Directive :: Set the listing down again exactly, please, apart from its pictures.

· · · · ·

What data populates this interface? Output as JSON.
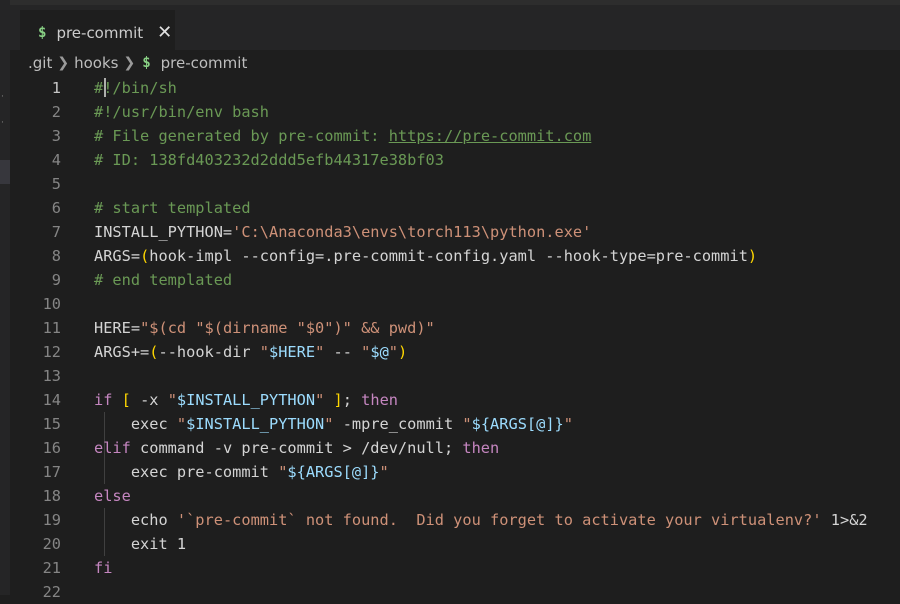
{
  "tab": {
    "icon": "$",
    "label": "pre-commit",
    "close": "✕"
  },
  "breadcrumb": {
    "part1": ".git",
    "part2": "hooks",
    "icon": "$",
    "part3": "pre-commit"
  },
  "lines": [
    {
      "n": "1",
      "t": [
        [
          "c",
          "#!/bin/sh"
        ]
      ]
    },
    {
      "n": "2",
      "t": [
        [
          "c",
          "#!/usr/bin/env bash"
        ]
      ]
    },
    {
      "n": "3",
      "t": [
        [
          "c",
          "# File generated by pre-commit: "
        ],
        [
          "c u",
          "https://pre-commit.com"
        ]
      ]
    },
    {
      "n": "4",
      "t": [
        [
          "c",
          "# ID: 138fd403232d2ddd5efb44317e38bf03"
        ]
      ]
    },
    {
      "n": "5",
      "t": []
    },
    {
      "n": "6",
      "t": [
        [
          "c",
          "# start templated"
        ]
      ]
    },
    {
      "n": "7",
      "t": [
        [
          "",
          "INSTALL_PYTHON="
        ],
        [
          "s",
          "'C:\\Anaconda3\\envs\\torch113\\python.exe'"
        ]
      ]
    },
    {
      "n": "8",
      "t": [
        [
          "",
          "ARGS="
        ],
        [
          "b1",
          "("
        ],
        [
          "",
          "hook-impl --config=.pre-commit-config.yaml --hook-type=pre-commit"
        ],
        [
          "b1",
          ")"
        ]
      ]
    },
    {
      "n": "9",
      "t": [
        [
          "c",
          "# end templated"
        ]
      ]
    },
    {
      "n": "10",
      "t": []
    },
    {
      "n": "11",
      "t": [
        [
          "",
          "HERE="
        ],
        [
          "s",
          "\"$(cd \"$(dirname \"$0\")\" && pwd)\""
        ]
      ]
    },
    {
      "n": "12",
      "t": [
        [
          "",
          "ARGS+="
        ],
        [
          "b1",
          "("
        ],
        [
          "",
          "--hook-dir "
        ],
        [
          "s",
          "\""
        ],
        [
          "v",
          "$HERE"
        ],
        [
          "s",
          "\""
        ],
        [
          "",
          " -- "
        ],
        [
          "s",
          "\""
        ],
        [
          "v",
          "$@"
        ],
        [
          "s",
          "\""
        ],
        [
          "b1",
          ")"
        ]
      ]
    },
    {
      "n": "13",
      "t": []
    },
    {
      "n": "14",
      "t": [
        [
          "k",
          "if"
        ],
        [
          "",
          " "
        ],
        [
          "b1",
          "["
        ],
        [
          "",
          " -x "
        ],
        [
          "s",
          "\""
        ],
        [
          "v",
          "$INSTALL_PYTHON"
        ],
        [
          "s",
          "\""
        ],
        [
          "",
          " "
        ],
        [
          "b1",
          "]"
        ],
        [
          "",
          "; "
        ],
        [
          "k",
          "then"
        ]
      ]
    },
    {
      "n": "15",
      "t": [
        [
          "",
          "    exec "
        ],
        [
          "s",
          "\""
        ],
        [
          "v",
          "$INSTALL_PYTHON"
        ],
        [
          "s",
          "\""
        ],
        [
          "",
          " -mpre_commit "
        ],
        [
          "s",
          "\""
        ],
        [
          "v",
          "${ARGS[@]}"
        ],
        [
          "s",
          "\""
        ]
      ]
    },
    {
      "n": "16",
      "t": [
        [
          "k",
          "elif"
        ],
        [
          "",
          " command -v pre-commit > /dev/null; "
        ],
        [
          "k",
          "then"
        ]
      ]
    },
    {
      "n": "17",
      "t": [
        [
          "",
          "    exec pre-commit "
        ],
        [
          "s",
          "\""
        ],
        [
          "v",
          "${ARGS[@]}"
        ],
        [
          "s",
          "\""
        ]
      ]
    },
    {
      "n": "18",
      "t": [
        [
          "k",
          "else"
        ]
      ]
    },
    {
      "n": "19",
      "t": [
        [
          "",
          "    echo "
        ],
        [
          "s",
          "'`pre-commit` not found.  Did you forget to activate your virtualenv?'"
        ],
        [
          "",
          " 1>&2"
        ]
      ]
    },
    {
      "n": "20",
      "t": [
        [
          "",
          "    exit 1"
        ]
      ]
    },
    {
      "n": "21",
      "t": [
        [
          "k",
          "fi"
        ]
      ]
    },
    {
      "n": "22",
      "t": []
    }
  ]
}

· · · · ·

Reply to the exercise ::
What data populates this interface? Output as JSON.
{
  "tab": {
    "icon": "$",
    "label": "pre-commit",
    "close": "✕"
  },
  "breadcrumb": {
    "part1": ".git",
    "part2": "hooks",
    "icon": "$",
    "part3": "pre-commit"
  },
  "lines": [
    {
      "n": "1",
      "t": [
        [
          "c",
          "#!/bin/sh"
        ]
      ]
    },
    {
      "n": "2",
      "t": [
        [
          "c",
          "#!/usr/bin/env bash"
        ]
      ]
    },
    {
      "n": "3",
      "t": [
        [
          "c",
          "# File generated by pre-commit: "
        ],
        [
          "c u",
          "https://pre-commit.com"
        ]
      ]
    },
    {
      "n": "4",
      "t": [
        [
          "c",
          "# ID: 138fd403232d2ddd5efb44317e38bf03"
        ]
      ]
    },
    {
      "n": "5",
      "t": []
    },
    {
      "n": "6",
      "t": [
        [
          "c",
          "# start templated"
        ]
      ]
    },
    {
      "n": "7",
      "t": [
        [
          "",
          "INSTALL_PYTHON="
        ],
        [
          "s",
          "'C:\\Anaconda3\\envs\\torch113\\python.exe'"
        ]
      ]
    },
    {
      "n": "8",
      "t": [
        [
          "",
          "ARGS="
        ],
        [
          "b1",
          "("
        ],
        [
          "",
          "hook-impl --config=.pre-commit-config.yaml --hook-type=pre-commit"
        ],
        [
          "b1",
          ")"
        ]
      ]
    },
    {
      "n": "9",
      "t": [
        [
          "c",
          "# end templated"
        ]
      ]
    },
    {
      "n": "10",
      "t": []
    },
    {
      "n": "11",
      "t": [
        [
          "",
          "HERE="
        ],
        [
          "s",
          "\"$(cd \"$(dirname \"$0\")\" && pwd)\""
        ]
      ]
    },
    {
      "n": "12",
      "t": [
        [
          "",
          "ARGS+="
        ],
        [
          "b1",
          "("
        ],
        [
          "",
          "--hook-dir "
        ],
        [
          "s",
          "\""
        ],
        [
          "v",
          "$HERE"
        ],
        [
          "s",
          "\""
        ],
        [
          "",
          " -- "
        ],
        [
          "s",
          "\""
        ],
        [
          "v",
          "$@"
        ],
        [
          "s",
          "\""
        ],
        [
          "b1",
          ")"
        ]
      ]
    },
    {
      "n": "13",
      "t": []
    },
    {
      "n": "14",
      "t": [
        [
          "k",
          "if"
        ],
        [
          "",
          " "
        ],
        [
          "b1",
          "["
        ],
        [
          "",
          " -x "
        ],
        [
          "s",
          "\""
        ],
        [
          "v",
          "$INSTALL_PYTHON"
        ],
        [
          "s",
          "\""
        ],
        [
          "",
          " "
        ],
        [
          "b1",
          "]"
        ],
        [
          "",
          "; "
        ],
        [
          "k",
          "then"
        ]
      ]
    },
    {
      "n": "15",
      "t": [
        [
          "",
          "    exec "
        ],
        [
          "s",
          "\""
        ],
        [
          "v",
          "$INSTALL_PYTHON"
        ],
        [
          "s",
          "\""
        ],
        [
          "",
          " -mpre_commit "
        ],
        [
          "s",
          "\""
        ],
        [
          "v",
          "${ARGS[@]}"
        ],
        [
          "s",
          "\""
        ]
      ]
    },
    {
      "n": "16",
      "t": [
        [
          "k",
          "elif"
        ],
        [
          "",
          " command -v pre-commit > /dev/null; "
        ],
        [
          "k",
          "then"
        ]
      ]
    },
    {
      "n": "17",
      "t": [
        [
          "",
          "    exec pre-commit "
        ],
        [
          "s",
          "\""
        ],
        [
          "v",
          "${ARGS[@]}"
        ],
        [
          "s",
          "\""
        ]
      ]
    },
    {
      "n": "18",
      "t": [
        [
          "k",
          "else"
        ]
      ]
    },
    {
      "n": "19",
      "t": [
        [
          "",
          "    echo "
        ],
        [
          "s",
          "'`pre-commit` not found.  Did you forget to activate your virtualenv?'"
        ],
        [
          "",
          " 1>&2"
        ]
      ]
    },
    {
      "n": "20",
      "t": [
        [
          "",
          "    exit 1"
        ]
      ]
    },
    {
      "n": "21",
      "t": [
        [
          "k",
          "fi"
        ]
      ]
    },
    {
      "n": "22",
      "t": []
    }
  ]
}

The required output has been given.